▶ _Ausgangsdokument_:
Gegen diesen Bescheid hat der Antragsteller am 24. August 2010 bei dem Verwaltungsgericht Lüneburg Klage erhoben und um Gewährung vorläufigen Rechtsschutzes nachgesucht. Zur Begründung hat der Antragsteller geltend gemacht, die Antragsgegnerin habe den Sachverhalt nicht hinreichend aufgeklärt, sondern sich im maßgeblichen Entscheidungszeitpunkt ausschließlich auf den mehr als sechs Monate alten Bericht des Insolvenzverwalters gestützt. Tatsächlich sei er weder wirtschaftlich noch persönlich unzuverlässig. Trotz des laufenden Insolvenzverfahrens bestehe die begründete Erwartung, dass seine finanziellen Verhältnisse in absehbarer Zeit wieder geordnet seien. Sein Betrieb sei ausweislich der Auswertungen und der Bestätigungen des ihn betreuenden Wirtschaftsberaters wirtschaftlich tragfähig und erfolgreich. Eine Gefährdung der Interessen von Arbeitnehmern, Gläubigern oder Auftraggebern sei ausgeschlossen, zumal der Antragsteller unter der "Aufsicht" des Insolvenzverwalters stehe. Eine persönliche Unzuverlässigkeit könne sich aus dem Strafbefehl des Amtsgerichts Soltau nicht ergeben. Denn dieses habe nur eine Verwarnung mit Strafvorbehalt ausgesprochen und damit eine deutlich positive Prognose für das zukünftige Verhalten des Antragstellers gestellt. Darüber hinaus bestehe kein Anlass für eine sofortige Vollziehung, die dem Antragsteller die Erwerbsquelle und zugleich die Möglichkeit zur Erwirtschaftung von Mitteln zur Befriedigung der Gläubiger nehme.
Der Antragsteller hat beantragt,
die aufschiebende Wirkung seiner Klage gegen den Bescheid der Antragsgegnerin vom 29. Juli 2010 wiederherzustellen.
Die Antragsgegnerin hat beantragt,
den Antrag abzulehnen,
und ihren Bescheid verteidigt.
Nach Befassung der Kammer in einem Termin zur Erörterung der Sach- und Rechtslage am 3. Dezember 2010 hat das Verwaltungsgericht mit Beschluss vom 7. Februar 2011, den Beteiligten zugestellt am 9. Februar 2011, die aufschiebende Wirkung der Klage des Antragstellers gegen den Bescheid der Antragsgegnerin vom 29. Juli 2010 wiederhergestellt. Zur Begründung hat es im Wesentlichen darauf abgestellt, dass im vorliegenden Einzelfall trotz des laufenden Insolvenzverfahrens ausnahmsweise keine wirtschaftliche oder persönliche Unzuverlässigkeit des Antragstellers bestehe. Nach dem Vorbringen des Antragstellers lägen hinreichende Anhaltspunkte dafür vor, dass er seine finanziellen Verhältnisse zukünftig geordnet haben wird, und es sei nicht zu erwarten, dass er Vermögensinteressen Dritter künftig erneute gefährden werde.

Einträge zu Elementpositionen:
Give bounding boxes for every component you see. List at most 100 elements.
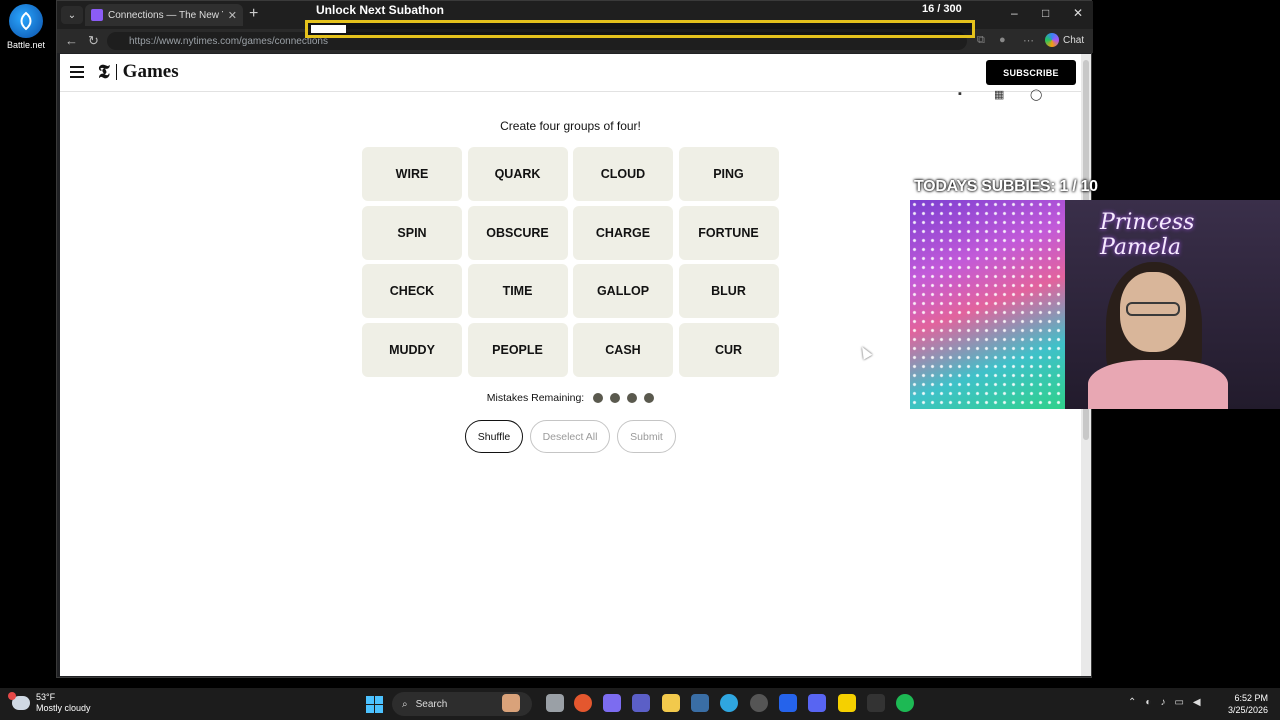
word-tile[interactable]: CLOUD: [573, 147, 673, 201]
desktop-icon-battlenet[interactable]: Battle.net: [4, 4, 48, 50]
subathon-progress-fill: [311, 25, 347, 33]
mouse-cursor-icon: [857, 344, 873, 360]
hamburger-menu-icon[interactable]: [70, 66, 84, 81]
mistake-dot: [627, 393, 638, 403]
streamer-name-overlay: Princess Pamela: [1100, 210, 1195, 260]
notification-badge: [8, 692, 16, 700]
streamer-glasses: [1126, 302, 1180, 316]
url-text: https://www.nytimes.com/games/connection…: [129, 35, 328, 47]
system-tray: ⌃ ◐ ♪ ▭ ◀: [1128, 697, 1201, 708]
stats-icon[interactable]: ▦: [994, 88, 1004, 101]
mistakes-label: Mistakes Remaining:: [486, 392, 585, 404]
back-icon[interactable]: ←: [65, 33, 78, 48]
hint-icon[interactable]: ▪: [958, 88, 962, 100]
mistake-dots: [593, 393, 655, 403]
maximize-icon[interactable]: □: [1042, 6, 1049, 20]
volume-icon[interactable]: ◀: [1193, 697, 1201, 708]
teams-icon[interactable]: [632, 694, 650, 712]
chevron-up-icon[interactable]: ⌃: [1128, 697, 1136, 708]
tab-list-button[interactable]: ⌄: [61, 6, 83, 24]
word-tile[interactable]: PING: [678, 147, 779, 201]
weather-widget[interactable]: 53°F Mostly cloudy: [8, 692, 91, 714]
more-menu-icon[interactable]: ⋯: [1023, 34, 1034, 47]
word-tile[interactable]: SPIN: [362, 205, 462, 260]
chat-label: Chat: [1063, 34, 1085, 46]
help-icon[interactable]: ◯: [1030, 88, 1042, 101]
copilot-icon: [1045, 33, 1059, 47]
battlenet-icon: [9, 4, 43, 38]
word-tile[interactable]: PEOPLE: [467, 323, 568, 378]
copilot-chat-button[interactable]: Chat: [1045, 33, 1084, 47]
nyt-t-logo-icon: 𝕿: [98, 61, 110, 83]
spotify-icon[interactable]: [896, 694, 914, 712]
word-tile[interactable]: OBSCURE: [467, 205, 568, 260]
word-tile[interactable]: CHARGE: [573, 205, 673, 260]
webcam-feed: Princess Pamela: [910, 200, 1280, 409]
battlenet-taskbar-icon[interactable]: [779, 694, 797, 712]
word-tile[interactable]: CHECK: [362, 264, 462, 319]
nyt-games-logo[interactable]: 𝕿 Games: [98, 61, 179, 83]
store-icon[interactable]: [691, 694, 709, 712]
network-icon[interactable]: ▭: [1174, 697, 1183, 708]
new-tab-icon[interactable]: +: [249, 5, 258, 23]
copilot-icon[interactable]: [603, 694, 621, 712]
mistake-dot: [644, 393, 655, 403]
mistake-dot: [610, 393, 621, 403]
tab-title: Connections — The New York Times: [108, 9, 223, 21]
obs-icon[interactable]: [750, 694, 768, 712]
word-tile[interactable]: MUDDY: [362, 323, 462, 378]
word-tile[interactable]: FORTUNE: [678, 205, 779, 260]
subathon-title: Unlock Next Subathon: [316, 3, 445, 17]
logo-text: Games: [122, 61, 179, 82]
deselect-all-button[interactable]: Deselect All: [530, 420, 610, 453]
word-tile[interactable]: CASH: [573, 323, 673, 378]
sticky-notes-icon[interactable]: [838, 694, 856, 712]
refresh-icon[interactable]: ↻: [88, 33, 99, 49]
desktop-icon-label: Battle.net: [6, 40, 46, 50]
search-label: Search: [415, 698, 448, 710]
terminal-icon[interactable]: [867, 694, 885, 712]
taskbar-clock[interactable]: 6:52 PM 3/25/2026: [1226, 692, 1268, 716]
shuffle-button[interactable]: Shuffle: [465, 420, 523, 453]
word-tile[interactable]: BLUR: [678, 264, 779, 319]
weather-desc: Mostly cloudy: [36, 703, 91, 713]
nyt-games-header: 𝕿 Games SUBSCRIBE: [60, 54, 1081, 92]
subathon-count: 16 / 300: [922, 3, 962, 15]
tab-connections[interactable]: Connections — The New York Times ✕: [85, 4, 243, 26]
submit-button[interactable]: Submit: [617, 420, 676, 453]
word-tile[interactable]: TIME: [467, 264, 568, 319]
task-view-icon[interactable]: [546, 694, 564, 712]
word-tile[interactable]: WIRE: [362, 147, 462, 201]
close-tab-icon[interactable]: ✕: [228, 9, 237, 22]
clock-time: 6:52 PM: [1234, 693, 1268, 703]
close-window-icon[interactable]: ✕: [1073, 6, 1083, 20]
chrome-icon[interactable]: [574, 694, 592, 712]
logo-divider: [115, 64, 117, 80]
word-tile[interactable]: GALLOP: [573, 264, 673, 319]
copilot-app-icon[interactable]: [502, 694, 520, 712]
edge-icon[interactable]: [720, 694, 738, 712]
weather-temp: 53°F: [36, 692, 56, 702]
file-explorer-icon[interactable]: [662, 694, 680, 712]
word-tile[interactable]: QUARK: [467, 147, 568, 201]
microphone-icon[interactable]: ♪: [1160, 697, 1165, 708]
app-tray-icon[interactable]: ◐: [1145, 697, 1151, 708]
todays-subbies-counter: TODAYS SUBBIES: 1 / 10: [914, 178, 1098, 195]
minimize-icon[interactable]: –: [1011, 6, 1018, 20]
mistake-dot: [593, 393, 604, 403]
connections-favicon-icon: [91, 9, 103, 21]
start-button[interactable]: [366, 696, 383, 713]
subscribe-button[interactable]: SUBSCRIBE: [986, 60, 1076, 85]
word-tile[interactable]: CUR: [678, 323, 779, 378]
cloudy-weather-icon: [8, 692, 30, 710]
clock-date: 3/25/2026: [1227, 705, 1268, 715]
led-wall: [910, 200, 1065, 409]
search-icon: ⌕: [402, 698, 408, 710]
game-prompt: Create four groups of four!: [500, 119, 641, 133]
extensions-icon[interactable]: ⧉: [977, 34, 985, 47]
discord-icon[interactable]: [808, 694, 826, 712]
streamer-shirt: [1088, 360, 1228, 409]
subathon-progress-bar: [305, 20, 975, 38]
windows-taskbar: 53°F Mostly cloudy ⌕ Search ⌃ ◐ ♪ ▭ ◀ 6:…: [0, 688, 1280, 720]
profile-avatar-icon[interactable]: ●: [999, 34, 1006, 46]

▶ _Ihre Aufgabe_: Führen Sie sämtliche Kalenderdaten aus dem Ausgangsdokument auf, jedes nur einmal und in der Reihenfolge ihres ersten Auftretens.

▶ _Lösung_:
- 24. August 2010
- 29. Juli 2010
- 3. Dezember 2010
- 7. Februar 2011
- 9. Februar 2011